“Toda a França sente sua morte no coração”, declarou o presidente francês Jacques Chirac ao tomar conhecimento da morte do padre Abbé Pierre, fundador das Comunidades de Emaús. O país perdeu “uma figura imensa, uma consciência, uma encarnação da bondade”, agregou o presidente.

Abbé Pierre faleceu na madrugada desta segunda-feira, aos 94 anos, vítima de infecção pulmonar. Ele estava internado desde domingo, 14, no hospital Val-de-Grâce, em Paris.

Henri Groués, seu nome civil, nasceu em 1912, em Lyon. Estudou com jesuítas, até os 19 anos de idade, mas foi ser capuchinho. Deixou a ordem por motivos de saúde e tornou-se padre da diocese de Grenoble.

Comovido com a situação de muitas famílias operárias de bairros parisienses, Pierre pediu, em 1949, a colaboração de pessoas de boa vontade e recursos para ajudá-las a construir suas modestas moradias, muitas vezes à margem da legalidade.

Em poucos anos, seguindo o exemplo do padre Pierre em Paris, foram criadas associações para assistir pessoas sem abrigo e desempregadas em várias cidades do país, dando origem às Comunidades de Emaús.

Em 1954, quando o rigoroso inverno matou mulher de frio nas ruas de Paris, Pierre lançou um enérgico chamamento através das ondas da Rádio Luxemburgo a favor das pessoas sem teto.

É necessária “uma insurreição da bondade”, disse o abade então, num chamamento que comoveu a opinião pública e fez o Parlamento votar com urgência programa para a construção de 12 mil moradias para pessoas sem abrigo.

Logo a popularidade de Pierre e de seus companheiros construtores ultrapassou as fronteiras da França. A partir de 1956, começou uma série de viagens pelo mundo, convidado por organizações cristãs e universidades.

Em 1963, quando visitava grupos de Emaús na América Latina, ocorreu um incidente notável. Na viagem noturna de Montevidéu a Buenos Aires, o navio Cidade de Assunção desviou-se da rota, colidiu com o casco de um barco e naufragou no Rio da Prata.

Pierre manteve a salvo em seus braços uma criança, até que outro grupo de náufragos pudesse acomodar a menina num banco flutuante, que os manteve agrupados. Depois foram resgatados pelo barco patrulha Murature, da Armada Argentina.

Em 1969, em Berna, Suíça, 70 grupos de 20 nações adotaram o Manifesto Universal do Movimento Emaús e decidiram criar uma secretaria internacional. Dois anos depois, a assembléia geral de Montreal, Canadá, aprovou os estatutos da fundação Emaús Internacional “para continuar a ação iniciada em 1949” e delimitou as regiões, geograficamente. A América do Sul foi a primeira a se organizar.
※ ※ ※
Enunciado da tarefa: Reproduza, sem qualquer alteração, o trecho do texto sobre Abbé Pierre que vai de "Em poucos anos, seguindo" até "pessoas sem teto.".
※ ※ ※
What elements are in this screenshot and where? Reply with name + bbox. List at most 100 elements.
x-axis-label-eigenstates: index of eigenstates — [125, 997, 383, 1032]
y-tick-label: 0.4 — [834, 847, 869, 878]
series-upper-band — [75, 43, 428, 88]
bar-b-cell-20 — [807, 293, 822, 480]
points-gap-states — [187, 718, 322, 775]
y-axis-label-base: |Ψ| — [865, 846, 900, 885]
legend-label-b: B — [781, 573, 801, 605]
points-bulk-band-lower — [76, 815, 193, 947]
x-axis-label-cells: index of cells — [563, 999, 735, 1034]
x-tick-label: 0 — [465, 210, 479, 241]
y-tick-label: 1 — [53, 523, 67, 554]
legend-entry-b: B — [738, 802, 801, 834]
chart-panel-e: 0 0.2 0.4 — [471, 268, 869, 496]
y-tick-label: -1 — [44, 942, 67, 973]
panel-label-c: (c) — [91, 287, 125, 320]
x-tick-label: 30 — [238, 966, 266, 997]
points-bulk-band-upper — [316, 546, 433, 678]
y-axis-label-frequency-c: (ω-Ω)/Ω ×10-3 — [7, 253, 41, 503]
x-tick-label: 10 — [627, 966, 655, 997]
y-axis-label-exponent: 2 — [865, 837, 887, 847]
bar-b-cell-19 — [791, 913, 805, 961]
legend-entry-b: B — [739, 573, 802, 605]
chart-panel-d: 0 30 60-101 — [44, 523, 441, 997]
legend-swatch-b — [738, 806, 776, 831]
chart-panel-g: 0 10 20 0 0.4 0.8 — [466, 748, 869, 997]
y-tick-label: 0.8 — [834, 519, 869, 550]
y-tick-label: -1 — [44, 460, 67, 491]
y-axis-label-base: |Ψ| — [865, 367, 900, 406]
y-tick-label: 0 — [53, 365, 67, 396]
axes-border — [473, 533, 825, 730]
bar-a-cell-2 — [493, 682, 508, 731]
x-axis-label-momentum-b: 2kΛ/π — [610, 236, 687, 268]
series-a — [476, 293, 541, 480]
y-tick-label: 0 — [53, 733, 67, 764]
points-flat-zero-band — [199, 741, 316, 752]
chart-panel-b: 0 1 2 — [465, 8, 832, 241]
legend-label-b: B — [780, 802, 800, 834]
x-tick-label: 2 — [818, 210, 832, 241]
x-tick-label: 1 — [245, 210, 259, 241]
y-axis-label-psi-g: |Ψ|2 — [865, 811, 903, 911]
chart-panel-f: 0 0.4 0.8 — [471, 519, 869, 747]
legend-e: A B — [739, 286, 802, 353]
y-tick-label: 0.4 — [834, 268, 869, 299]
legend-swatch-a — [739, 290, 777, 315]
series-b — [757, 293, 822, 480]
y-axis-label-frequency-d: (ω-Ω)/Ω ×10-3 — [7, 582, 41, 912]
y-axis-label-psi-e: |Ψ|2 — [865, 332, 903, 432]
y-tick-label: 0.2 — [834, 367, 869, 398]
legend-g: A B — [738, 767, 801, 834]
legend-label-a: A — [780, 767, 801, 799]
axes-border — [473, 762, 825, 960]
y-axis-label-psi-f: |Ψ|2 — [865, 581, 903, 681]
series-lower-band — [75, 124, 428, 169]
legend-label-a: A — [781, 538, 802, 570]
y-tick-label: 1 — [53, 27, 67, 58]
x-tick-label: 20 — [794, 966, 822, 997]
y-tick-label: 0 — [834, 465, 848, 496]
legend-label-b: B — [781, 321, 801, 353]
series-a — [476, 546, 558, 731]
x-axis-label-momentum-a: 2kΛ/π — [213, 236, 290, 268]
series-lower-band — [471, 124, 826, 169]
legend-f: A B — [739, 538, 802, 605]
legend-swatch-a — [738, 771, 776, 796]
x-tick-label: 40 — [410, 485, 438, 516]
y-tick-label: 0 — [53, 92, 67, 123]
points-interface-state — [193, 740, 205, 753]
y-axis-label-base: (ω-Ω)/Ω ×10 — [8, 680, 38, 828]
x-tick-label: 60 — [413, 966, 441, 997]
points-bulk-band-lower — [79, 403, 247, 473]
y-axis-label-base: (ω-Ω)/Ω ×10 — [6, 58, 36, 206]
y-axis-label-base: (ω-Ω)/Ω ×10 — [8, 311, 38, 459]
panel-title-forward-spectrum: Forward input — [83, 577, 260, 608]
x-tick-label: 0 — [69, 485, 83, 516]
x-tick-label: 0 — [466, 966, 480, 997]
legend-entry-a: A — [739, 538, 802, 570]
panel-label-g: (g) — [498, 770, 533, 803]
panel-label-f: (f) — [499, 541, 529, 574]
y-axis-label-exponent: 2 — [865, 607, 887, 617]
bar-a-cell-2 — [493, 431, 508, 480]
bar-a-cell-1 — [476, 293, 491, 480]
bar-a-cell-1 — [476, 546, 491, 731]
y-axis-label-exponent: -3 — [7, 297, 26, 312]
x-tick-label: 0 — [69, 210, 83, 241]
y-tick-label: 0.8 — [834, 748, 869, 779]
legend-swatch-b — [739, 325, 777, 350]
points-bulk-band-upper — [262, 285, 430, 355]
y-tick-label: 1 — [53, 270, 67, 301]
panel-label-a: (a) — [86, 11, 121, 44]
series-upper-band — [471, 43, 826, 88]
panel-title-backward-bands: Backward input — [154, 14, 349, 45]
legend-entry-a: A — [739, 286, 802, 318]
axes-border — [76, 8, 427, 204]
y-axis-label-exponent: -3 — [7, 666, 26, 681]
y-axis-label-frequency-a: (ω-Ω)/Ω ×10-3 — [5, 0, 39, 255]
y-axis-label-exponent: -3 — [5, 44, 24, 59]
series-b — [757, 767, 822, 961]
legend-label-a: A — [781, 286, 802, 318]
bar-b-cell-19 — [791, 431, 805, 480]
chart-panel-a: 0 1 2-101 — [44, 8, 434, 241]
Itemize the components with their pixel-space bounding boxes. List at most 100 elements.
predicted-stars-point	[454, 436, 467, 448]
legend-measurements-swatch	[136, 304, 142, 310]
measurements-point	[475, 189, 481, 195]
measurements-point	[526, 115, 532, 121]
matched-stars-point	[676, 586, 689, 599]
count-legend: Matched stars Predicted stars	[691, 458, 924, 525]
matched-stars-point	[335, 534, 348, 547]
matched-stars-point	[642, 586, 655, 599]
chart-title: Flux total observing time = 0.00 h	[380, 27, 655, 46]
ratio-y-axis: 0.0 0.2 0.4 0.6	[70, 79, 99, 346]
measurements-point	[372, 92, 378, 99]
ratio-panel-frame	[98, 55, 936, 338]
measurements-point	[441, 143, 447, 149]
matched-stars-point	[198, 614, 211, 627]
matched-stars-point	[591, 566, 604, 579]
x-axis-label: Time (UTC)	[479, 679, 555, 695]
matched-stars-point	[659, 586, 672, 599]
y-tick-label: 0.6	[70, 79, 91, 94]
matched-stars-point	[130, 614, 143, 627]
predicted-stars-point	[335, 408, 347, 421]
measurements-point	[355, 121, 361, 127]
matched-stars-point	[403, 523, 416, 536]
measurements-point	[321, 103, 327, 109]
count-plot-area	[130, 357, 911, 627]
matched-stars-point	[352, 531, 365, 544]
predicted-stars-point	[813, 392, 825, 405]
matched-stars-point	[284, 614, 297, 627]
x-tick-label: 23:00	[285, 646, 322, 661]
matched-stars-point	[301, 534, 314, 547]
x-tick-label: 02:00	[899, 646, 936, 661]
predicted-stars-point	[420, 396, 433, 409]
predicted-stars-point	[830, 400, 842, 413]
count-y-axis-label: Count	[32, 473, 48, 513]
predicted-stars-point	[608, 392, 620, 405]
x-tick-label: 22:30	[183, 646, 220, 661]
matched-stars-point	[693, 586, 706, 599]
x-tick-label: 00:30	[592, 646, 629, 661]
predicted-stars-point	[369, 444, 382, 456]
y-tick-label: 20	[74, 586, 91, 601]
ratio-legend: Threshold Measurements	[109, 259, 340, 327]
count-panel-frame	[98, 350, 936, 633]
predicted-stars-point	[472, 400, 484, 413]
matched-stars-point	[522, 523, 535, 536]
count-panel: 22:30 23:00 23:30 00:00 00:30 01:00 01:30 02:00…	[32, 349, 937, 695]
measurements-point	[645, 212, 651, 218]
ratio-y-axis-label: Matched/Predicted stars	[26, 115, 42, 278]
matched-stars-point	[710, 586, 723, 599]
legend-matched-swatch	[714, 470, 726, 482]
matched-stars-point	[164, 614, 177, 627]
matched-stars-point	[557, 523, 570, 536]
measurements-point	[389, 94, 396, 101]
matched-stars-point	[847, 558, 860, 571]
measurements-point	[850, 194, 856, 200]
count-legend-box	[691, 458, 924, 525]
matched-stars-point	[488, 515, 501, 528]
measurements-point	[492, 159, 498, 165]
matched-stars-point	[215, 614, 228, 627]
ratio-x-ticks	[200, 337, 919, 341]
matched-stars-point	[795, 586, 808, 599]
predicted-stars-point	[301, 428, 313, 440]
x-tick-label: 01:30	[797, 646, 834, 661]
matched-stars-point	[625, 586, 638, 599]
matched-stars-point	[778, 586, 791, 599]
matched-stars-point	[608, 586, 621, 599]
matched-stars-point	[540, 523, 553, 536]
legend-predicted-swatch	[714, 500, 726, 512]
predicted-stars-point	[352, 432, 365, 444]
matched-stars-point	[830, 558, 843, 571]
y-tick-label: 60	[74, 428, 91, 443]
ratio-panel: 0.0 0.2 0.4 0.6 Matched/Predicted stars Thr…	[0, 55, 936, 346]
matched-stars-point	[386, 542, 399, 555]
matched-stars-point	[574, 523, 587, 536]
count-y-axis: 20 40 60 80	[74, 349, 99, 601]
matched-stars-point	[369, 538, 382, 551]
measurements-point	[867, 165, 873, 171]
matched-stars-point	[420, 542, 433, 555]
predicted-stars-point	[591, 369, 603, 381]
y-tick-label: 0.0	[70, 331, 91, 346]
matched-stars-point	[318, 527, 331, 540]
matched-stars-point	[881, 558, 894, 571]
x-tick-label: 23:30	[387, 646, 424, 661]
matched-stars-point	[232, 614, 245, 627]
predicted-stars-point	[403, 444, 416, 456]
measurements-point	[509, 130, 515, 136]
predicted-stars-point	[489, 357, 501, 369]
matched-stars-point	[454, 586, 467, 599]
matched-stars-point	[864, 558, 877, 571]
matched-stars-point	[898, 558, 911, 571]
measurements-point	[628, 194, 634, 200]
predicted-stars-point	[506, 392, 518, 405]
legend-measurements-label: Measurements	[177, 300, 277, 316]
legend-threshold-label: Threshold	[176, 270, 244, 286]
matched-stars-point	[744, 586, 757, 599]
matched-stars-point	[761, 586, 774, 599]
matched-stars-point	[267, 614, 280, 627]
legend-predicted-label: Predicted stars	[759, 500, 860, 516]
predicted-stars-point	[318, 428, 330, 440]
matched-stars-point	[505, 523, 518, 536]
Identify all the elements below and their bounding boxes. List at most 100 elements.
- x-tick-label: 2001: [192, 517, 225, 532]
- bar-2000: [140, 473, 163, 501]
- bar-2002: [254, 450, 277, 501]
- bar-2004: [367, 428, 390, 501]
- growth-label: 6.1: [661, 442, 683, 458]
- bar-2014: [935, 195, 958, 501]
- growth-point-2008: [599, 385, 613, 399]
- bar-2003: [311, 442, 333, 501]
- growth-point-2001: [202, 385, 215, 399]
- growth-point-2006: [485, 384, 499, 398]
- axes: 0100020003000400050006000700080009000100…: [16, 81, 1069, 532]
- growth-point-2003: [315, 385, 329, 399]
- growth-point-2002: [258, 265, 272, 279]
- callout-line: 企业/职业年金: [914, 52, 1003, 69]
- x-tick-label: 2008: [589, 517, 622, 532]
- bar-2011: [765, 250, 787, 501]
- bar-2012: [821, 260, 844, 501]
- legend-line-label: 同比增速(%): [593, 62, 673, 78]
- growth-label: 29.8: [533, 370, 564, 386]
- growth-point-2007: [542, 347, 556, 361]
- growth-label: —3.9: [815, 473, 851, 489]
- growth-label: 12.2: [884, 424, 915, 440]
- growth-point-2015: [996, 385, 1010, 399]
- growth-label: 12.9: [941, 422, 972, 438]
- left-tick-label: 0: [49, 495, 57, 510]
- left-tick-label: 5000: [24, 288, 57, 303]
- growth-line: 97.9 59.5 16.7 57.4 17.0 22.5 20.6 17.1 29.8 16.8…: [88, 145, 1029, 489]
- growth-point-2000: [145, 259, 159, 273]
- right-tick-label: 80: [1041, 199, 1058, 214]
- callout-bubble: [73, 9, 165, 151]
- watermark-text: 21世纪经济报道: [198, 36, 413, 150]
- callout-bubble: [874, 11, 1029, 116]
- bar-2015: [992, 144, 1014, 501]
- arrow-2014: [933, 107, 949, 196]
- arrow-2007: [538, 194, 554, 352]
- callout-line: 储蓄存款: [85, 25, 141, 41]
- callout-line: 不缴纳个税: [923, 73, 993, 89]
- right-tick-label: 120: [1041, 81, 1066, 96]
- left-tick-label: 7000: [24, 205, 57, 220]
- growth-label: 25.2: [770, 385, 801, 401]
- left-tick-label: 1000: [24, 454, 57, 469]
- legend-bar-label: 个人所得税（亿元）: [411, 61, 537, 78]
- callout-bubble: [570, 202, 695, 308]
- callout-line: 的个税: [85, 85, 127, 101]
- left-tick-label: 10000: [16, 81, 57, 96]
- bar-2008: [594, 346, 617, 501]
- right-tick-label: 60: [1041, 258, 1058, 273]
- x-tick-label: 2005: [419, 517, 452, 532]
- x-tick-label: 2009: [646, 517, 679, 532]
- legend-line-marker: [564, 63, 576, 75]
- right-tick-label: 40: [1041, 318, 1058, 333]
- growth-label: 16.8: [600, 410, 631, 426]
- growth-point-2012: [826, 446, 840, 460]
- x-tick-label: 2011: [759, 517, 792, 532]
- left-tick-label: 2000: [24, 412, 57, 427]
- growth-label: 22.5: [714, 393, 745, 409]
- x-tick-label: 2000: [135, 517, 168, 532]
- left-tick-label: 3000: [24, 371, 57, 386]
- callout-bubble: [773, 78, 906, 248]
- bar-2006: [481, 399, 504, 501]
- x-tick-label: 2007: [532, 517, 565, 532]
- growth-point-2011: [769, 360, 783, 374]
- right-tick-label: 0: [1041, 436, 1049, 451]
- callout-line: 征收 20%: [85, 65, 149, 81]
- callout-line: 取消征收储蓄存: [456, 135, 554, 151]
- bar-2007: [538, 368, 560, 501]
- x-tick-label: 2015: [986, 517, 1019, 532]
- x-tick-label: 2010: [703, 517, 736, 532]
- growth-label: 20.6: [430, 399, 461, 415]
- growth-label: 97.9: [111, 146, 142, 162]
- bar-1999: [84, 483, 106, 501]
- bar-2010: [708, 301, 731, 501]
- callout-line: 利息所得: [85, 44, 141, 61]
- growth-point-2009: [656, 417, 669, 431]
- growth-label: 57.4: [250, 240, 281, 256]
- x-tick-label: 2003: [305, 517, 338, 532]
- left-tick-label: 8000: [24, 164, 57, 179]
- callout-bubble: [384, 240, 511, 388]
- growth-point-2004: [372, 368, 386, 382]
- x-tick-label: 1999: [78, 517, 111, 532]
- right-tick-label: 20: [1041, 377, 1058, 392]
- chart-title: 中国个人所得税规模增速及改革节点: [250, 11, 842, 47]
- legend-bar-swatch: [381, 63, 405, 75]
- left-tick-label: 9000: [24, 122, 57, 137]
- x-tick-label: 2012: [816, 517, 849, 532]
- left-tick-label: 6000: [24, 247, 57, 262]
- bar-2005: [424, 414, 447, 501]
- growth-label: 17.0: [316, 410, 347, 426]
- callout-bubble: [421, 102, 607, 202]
※ ※ ※
Área de resposta:
Em poucos anos, seguindo o exemplo do padre Pierre em Paris, foram criadas associações para assistir pessoas sem abrigo e desempregadas em várias cidades do país, dando origem às Comunidades de Emaús.

Em 1954, quando o rigoroso inverno matou mulher de frio nas ruas de Paris, Pierre lançou um enérgico chamamento através das ondas da Rádio Luxemburgo a favor das pessoas sem teto.